----- Records provided

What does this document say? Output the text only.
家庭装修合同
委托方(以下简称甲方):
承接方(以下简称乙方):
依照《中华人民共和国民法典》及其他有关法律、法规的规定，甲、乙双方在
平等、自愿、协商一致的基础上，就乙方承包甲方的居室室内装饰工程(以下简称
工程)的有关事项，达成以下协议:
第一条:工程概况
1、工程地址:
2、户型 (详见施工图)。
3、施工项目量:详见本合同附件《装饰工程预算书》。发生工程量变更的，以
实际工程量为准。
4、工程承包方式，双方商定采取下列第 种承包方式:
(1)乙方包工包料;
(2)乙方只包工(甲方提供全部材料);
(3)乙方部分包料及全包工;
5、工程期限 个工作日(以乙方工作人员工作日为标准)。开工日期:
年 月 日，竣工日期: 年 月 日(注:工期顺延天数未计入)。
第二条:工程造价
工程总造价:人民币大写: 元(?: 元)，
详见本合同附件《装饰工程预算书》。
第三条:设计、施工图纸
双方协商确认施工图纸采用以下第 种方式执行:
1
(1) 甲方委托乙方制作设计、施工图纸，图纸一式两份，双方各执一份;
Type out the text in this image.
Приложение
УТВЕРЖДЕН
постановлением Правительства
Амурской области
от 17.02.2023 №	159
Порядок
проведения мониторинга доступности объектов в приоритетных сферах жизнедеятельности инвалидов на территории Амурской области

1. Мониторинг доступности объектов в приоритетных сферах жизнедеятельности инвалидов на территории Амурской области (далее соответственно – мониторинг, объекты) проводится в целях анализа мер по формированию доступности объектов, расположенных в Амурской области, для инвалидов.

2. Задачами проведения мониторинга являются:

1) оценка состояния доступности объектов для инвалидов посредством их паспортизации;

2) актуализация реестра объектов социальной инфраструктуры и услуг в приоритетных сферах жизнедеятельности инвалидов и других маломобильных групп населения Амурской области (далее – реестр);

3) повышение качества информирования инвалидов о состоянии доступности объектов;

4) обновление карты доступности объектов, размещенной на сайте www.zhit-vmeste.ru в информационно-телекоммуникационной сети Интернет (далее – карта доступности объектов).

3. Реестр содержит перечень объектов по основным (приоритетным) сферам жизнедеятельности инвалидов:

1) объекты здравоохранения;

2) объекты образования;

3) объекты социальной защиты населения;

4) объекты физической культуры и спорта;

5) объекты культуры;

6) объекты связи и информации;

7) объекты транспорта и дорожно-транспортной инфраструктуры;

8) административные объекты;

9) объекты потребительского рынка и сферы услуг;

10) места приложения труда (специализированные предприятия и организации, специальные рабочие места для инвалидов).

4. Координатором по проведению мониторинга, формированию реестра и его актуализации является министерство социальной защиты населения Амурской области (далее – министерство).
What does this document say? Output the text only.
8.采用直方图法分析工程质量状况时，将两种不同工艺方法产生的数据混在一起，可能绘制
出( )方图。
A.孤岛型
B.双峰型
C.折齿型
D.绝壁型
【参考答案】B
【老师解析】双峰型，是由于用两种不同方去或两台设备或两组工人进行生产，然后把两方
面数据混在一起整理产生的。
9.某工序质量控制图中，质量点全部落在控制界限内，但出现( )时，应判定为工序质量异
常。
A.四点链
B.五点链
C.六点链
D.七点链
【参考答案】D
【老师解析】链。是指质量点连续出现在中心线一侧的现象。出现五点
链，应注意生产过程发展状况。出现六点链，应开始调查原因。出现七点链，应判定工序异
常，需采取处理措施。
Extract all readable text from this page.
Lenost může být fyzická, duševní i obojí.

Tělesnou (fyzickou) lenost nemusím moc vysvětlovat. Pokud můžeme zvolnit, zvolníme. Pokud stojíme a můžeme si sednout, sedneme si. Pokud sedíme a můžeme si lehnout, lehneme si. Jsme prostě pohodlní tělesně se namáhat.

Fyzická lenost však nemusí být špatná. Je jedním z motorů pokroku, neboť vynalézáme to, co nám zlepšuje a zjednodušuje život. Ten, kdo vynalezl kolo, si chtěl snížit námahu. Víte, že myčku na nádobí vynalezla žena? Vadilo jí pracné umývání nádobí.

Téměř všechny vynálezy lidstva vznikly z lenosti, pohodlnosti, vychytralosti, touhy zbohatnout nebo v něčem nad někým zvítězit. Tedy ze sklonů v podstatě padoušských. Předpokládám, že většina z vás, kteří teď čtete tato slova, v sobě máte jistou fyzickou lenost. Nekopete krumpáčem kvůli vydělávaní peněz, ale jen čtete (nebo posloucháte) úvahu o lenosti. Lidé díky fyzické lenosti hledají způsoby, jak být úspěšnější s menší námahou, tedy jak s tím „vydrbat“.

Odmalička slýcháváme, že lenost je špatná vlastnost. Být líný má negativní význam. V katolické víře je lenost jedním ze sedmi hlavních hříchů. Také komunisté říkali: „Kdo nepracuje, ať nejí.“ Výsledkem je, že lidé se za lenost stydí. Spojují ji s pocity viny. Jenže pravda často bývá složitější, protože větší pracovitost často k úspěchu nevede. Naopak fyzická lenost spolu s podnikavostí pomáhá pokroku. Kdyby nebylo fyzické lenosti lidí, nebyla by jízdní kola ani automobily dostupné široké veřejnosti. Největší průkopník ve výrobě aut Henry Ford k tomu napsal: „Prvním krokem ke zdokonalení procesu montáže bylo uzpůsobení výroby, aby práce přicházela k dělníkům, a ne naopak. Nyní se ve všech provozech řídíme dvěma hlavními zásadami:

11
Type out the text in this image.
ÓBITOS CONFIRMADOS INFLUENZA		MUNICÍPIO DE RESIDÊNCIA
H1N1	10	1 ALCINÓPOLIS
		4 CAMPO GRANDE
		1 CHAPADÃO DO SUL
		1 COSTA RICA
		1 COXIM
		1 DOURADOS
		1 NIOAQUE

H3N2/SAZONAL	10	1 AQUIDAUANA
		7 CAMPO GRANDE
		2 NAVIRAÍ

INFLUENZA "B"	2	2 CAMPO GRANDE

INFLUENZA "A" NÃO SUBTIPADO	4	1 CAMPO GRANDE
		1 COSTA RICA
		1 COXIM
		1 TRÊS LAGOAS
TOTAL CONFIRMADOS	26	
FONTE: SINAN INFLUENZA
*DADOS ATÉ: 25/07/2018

----------

Directions for this task - Check every line for "装饰工程预算书" and show the ones that have it.

Output of the exercise -
3、施工项目量:详见本合同附件《装饰工程预算书》。发生工程量变更的，以
详见本合同附件《装饰工程预算书》。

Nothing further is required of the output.